>> Start TASK INPUT

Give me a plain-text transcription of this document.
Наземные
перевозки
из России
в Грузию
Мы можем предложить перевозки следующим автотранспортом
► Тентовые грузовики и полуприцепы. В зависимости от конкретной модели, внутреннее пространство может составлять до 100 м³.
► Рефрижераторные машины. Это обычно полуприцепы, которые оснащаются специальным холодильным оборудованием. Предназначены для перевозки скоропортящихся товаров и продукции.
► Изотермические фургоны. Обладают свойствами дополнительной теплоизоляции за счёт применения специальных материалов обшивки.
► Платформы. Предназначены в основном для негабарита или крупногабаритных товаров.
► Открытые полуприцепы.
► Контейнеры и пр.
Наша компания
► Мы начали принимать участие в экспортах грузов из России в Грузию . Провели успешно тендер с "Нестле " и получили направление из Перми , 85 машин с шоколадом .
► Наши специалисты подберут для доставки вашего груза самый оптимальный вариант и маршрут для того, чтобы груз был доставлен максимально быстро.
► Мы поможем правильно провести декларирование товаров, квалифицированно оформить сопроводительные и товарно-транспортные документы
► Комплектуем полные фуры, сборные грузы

>> End TASK INPUT

# EXERCISE TASK:
Find and copy every line in the entries above where the string "Предназначены" occurs.

# FINISHED ANSWER:
► Рефрижераторные машины. Это обычно полуприцепы, которые оснащаются специальным холодильным оборудованием. Предназначены для перевозки скоропортящихся товаров и продукции.
► Платформы. Предназначены в основном для негабарита или крупногабаритных товаров.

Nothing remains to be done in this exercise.